Exercise task:
Copy out every line that contains the word "Output".

Records for the task:
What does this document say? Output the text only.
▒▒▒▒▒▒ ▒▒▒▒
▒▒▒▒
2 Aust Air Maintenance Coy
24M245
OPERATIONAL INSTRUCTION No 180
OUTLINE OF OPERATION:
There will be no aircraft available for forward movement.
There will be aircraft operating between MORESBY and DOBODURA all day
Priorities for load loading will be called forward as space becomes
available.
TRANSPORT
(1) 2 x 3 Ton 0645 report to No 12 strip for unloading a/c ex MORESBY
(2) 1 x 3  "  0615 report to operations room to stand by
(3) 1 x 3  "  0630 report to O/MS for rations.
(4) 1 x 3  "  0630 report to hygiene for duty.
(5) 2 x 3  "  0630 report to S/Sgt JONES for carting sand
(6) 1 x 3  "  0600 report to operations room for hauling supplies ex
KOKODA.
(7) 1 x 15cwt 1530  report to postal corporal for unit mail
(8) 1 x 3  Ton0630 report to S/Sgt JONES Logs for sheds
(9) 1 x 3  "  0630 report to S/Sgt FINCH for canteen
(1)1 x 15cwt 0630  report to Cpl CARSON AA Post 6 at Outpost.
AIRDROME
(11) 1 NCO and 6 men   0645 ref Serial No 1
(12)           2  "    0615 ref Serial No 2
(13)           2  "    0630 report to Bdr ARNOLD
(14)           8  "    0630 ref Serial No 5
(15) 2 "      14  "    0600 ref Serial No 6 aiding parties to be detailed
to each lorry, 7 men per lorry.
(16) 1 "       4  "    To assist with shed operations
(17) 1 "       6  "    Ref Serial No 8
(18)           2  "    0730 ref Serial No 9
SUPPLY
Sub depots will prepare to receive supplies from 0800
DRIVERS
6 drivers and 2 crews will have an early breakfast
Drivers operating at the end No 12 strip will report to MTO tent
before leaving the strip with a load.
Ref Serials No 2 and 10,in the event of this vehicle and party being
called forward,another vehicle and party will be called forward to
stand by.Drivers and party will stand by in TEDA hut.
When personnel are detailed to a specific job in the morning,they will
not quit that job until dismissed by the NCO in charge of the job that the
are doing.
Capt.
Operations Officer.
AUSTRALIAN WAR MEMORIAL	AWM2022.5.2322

==

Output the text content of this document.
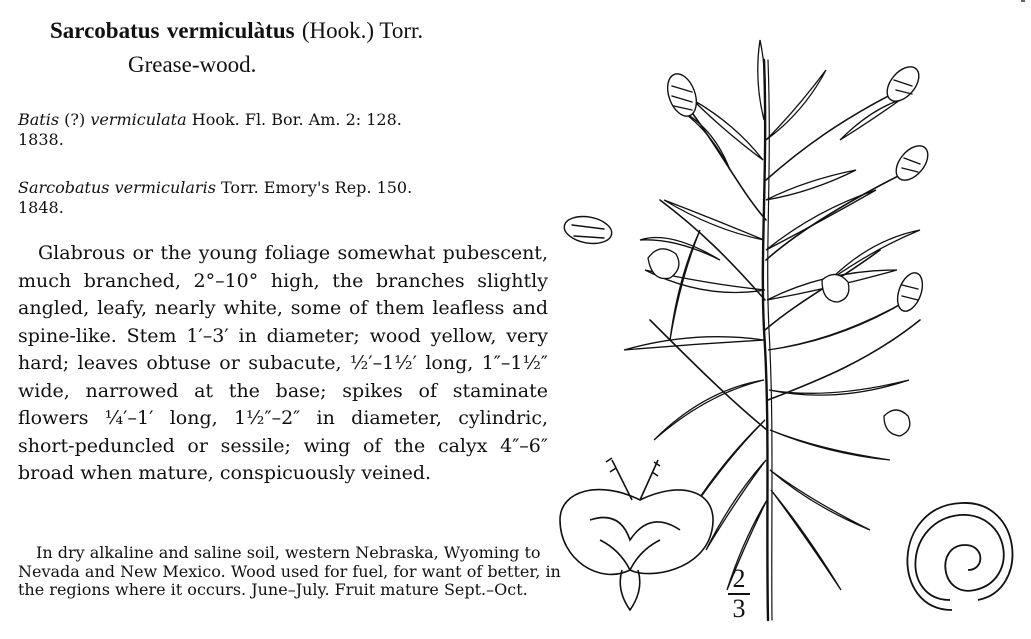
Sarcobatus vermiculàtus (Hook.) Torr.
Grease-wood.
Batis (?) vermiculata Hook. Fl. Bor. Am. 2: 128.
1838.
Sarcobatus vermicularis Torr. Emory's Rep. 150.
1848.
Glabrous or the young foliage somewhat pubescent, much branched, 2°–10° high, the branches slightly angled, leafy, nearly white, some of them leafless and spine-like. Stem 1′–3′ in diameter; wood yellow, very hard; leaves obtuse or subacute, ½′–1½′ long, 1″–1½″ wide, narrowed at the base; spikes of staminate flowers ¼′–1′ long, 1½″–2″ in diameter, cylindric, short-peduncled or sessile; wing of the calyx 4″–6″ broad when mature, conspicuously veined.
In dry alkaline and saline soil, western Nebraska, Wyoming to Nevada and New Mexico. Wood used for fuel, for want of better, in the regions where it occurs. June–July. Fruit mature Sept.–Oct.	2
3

Answer for this exercise:
What does this document say? Output the text only.
Output the text content of this document.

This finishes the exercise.